── Supplied material ──

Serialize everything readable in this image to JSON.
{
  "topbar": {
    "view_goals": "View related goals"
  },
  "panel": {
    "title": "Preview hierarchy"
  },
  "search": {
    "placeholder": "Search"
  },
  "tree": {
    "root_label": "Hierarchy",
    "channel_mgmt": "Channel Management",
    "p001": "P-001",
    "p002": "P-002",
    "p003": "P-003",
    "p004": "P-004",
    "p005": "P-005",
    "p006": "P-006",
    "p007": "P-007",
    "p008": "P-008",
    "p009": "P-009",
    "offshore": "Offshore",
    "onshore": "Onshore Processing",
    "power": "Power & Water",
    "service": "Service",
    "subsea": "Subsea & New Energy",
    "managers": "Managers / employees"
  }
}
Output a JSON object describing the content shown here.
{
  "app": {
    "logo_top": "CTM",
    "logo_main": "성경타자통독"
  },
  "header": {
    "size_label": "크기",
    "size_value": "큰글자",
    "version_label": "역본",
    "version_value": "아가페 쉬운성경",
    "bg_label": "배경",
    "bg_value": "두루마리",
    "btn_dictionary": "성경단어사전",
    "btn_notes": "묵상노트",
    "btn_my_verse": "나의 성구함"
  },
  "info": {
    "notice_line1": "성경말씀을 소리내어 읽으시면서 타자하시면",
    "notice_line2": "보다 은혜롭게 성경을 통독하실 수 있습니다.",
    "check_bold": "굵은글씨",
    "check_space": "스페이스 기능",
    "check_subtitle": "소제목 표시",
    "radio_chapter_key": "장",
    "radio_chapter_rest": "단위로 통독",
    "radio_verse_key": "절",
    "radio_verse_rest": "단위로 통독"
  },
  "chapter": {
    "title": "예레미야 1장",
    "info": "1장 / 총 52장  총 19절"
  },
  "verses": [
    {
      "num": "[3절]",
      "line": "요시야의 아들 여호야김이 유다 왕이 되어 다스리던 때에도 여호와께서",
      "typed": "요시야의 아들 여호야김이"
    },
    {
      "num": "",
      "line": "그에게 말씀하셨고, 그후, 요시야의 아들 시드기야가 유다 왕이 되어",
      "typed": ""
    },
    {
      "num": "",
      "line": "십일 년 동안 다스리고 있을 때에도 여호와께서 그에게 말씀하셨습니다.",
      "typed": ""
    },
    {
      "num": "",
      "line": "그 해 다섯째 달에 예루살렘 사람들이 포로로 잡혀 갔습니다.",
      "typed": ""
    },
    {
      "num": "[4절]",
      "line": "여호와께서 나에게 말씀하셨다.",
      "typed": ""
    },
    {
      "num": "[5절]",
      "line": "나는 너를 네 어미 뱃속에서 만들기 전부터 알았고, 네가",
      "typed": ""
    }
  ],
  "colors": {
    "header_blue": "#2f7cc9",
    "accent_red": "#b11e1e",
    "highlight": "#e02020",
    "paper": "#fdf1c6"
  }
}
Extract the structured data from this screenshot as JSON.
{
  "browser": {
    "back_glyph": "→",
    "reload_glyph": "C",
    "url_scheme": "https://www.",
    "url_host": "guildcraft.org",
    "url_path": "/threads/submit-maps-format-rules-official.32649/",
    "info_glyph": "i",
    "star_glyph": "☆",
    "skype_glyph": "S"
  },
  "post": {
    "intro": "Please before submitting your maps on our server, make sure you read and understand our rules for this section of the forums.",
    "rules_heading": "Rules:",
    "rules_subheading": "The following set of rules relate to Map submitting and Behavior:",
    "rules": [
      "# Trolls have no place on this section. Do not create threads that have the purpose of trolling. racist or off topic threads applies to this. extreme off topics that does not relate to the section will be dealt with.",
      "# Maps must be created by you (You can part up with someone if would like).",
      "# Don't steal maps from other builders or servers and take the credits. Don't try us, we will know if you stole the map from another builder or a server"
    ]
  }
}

───

◆ Task goal
Output the records verbatim, from the first line to the last.

◆ Result of the exercise
Serialize everything readable in this image to JSON.
{
  "topbar": {
    "view_goals": "View related goals"
  },
  "panel": {
    "title": "Preview hierarchy"
  },
  "search": {
    "placeholder": "Search"
  },
  "tree": {
    "root_label": "Hierarchy",
    "channel_mgmt": "Channel Management",
    "p001": "P-001",
    "p002": "P-002",
    "p003": "P-003",
    "p004": "P-004",
    "p005": "P-005",
    "p006": "P-006",
    "p007": "P-007",
    "p008": "P-008",
    "p009": "P-009",
    "offshore": "Offshore",
    "onshore": "Onshore Processing",
    "power": "Power & Water",
    "service": "Service",
    "subsea": "Subsea & New Energy",
    "managers": "Managers / employees"
  }
}
Output a JSON object describing the content shown here.
{
  "app": {
    "logo_top": "CTM",
    "logo_main": "성경타자통독"
  },
  "header": {
    "size_label": "크기",
    "size_value": "큰글자",
    "version_label": "역본",
    "version_value": "아가페 쉬운성경",
    "bg_label": "배경",
    "bg_value": "두루마리",
    "btn_dictionary": "성경단어사전",
    "btn_notes": "묵상노트",
    "btn_my_verse": "나의 성구함"
  },
  "info": {
    "notice_line1": "성경말씀을 소리내어 읽으시면서 타자하시면",
    "notice_line2": "보다 은혜롭게 성경을 통독하실 수 있습니다.",
    "check_bold": "굵은글씨",
    "check_space": "스페이스 기능",
    "check_subtitle": "소제목 표시",
    "radio_chapter_key": "장",
    "radio_chapter_rest": "단위로 통독",
    "radio_verse_key": "절",
    "radio_verse_rest": "단위로 통독"
  },
  "chapter": {
    "title": "예레미야 1장",
    "info": "1장 / 총 52장  총 19절"
  },
  "verses": [
    {
      "num": "[3절]",
      "line": "요시야의 아들 여호야김이 유다 왕이 되어 다스리던 때에도 여호와께서",
      "typed": "요시야의 아들 여호야김이"
    },
    {
      "num": "",
      "line": "그에게 말씀하셨고, 그후, 요시야의 아들 시드기야가 유다 왕이 되어",
      "typed": ""
    },
    {
      "num": "",
      "line": "십일 년 동안 다스리고 있을 때에도 여호와께서 그에게 말씀하셨습니다.",
      "typed": ""
    },
    {
      "num": "",
      "line": "그 해 다섯째 달에 예루살렘 사람들이 포로로 잡혀 갔습니다.",
      "typed": ""
    },
    {
      "num": "[4절]",
      "line": "여호와께서 나에게 말씀하셨다.",
      "typed": ""
    },
    {
      "num": "[5절]",
      "line": "나는 너를 네 어미 뱃속에서 만들기 전부터 알았고, 네가",
      "typed": ""
    }
  ],
  "colors": {
    "header_blue": "#2f7cc9",
    "accent_red": "#b11e1e",
    "highlight": "#e02020",
    "paper": "#fdf1c6"
  }
}
Extract the structured data from this screenshot as JSON.
{
  "browser": {
    "back_glyph": "→",
    "reload_glyph": "C",
    "url_scheme": "https://www.",
    "url_host": "guildcraft.org",
    "url_path": "/threads/submit-maps-format-rules-official.32649/",
    "info_glyph": "i",
    "star_glyph": "☆",
    "skype_glyph": "S"
  },
  "post": {
    "intro": "Please before submitting your maps on our server, make sure you read and understand our rules for this section of the forums.",
    "rules_heading": "Rules:",
    "rules_subheading": "The following set of rules relate to Map submitting and Behavior:",
    "rules": [
      "# Trolls have no place on this section. Do not create threads that have the purpose of trolling. racist or off topic threads applies to this. extreme off topics that does not relate to the section will be dealt with.",
      "# Maps must be created by you (You can part up with someone if would like).",
      "# Don't steal maps from other builders or servers and take the credits. Don't try us, we will know if you stole the map from another builder or a server"
    ]
  }
}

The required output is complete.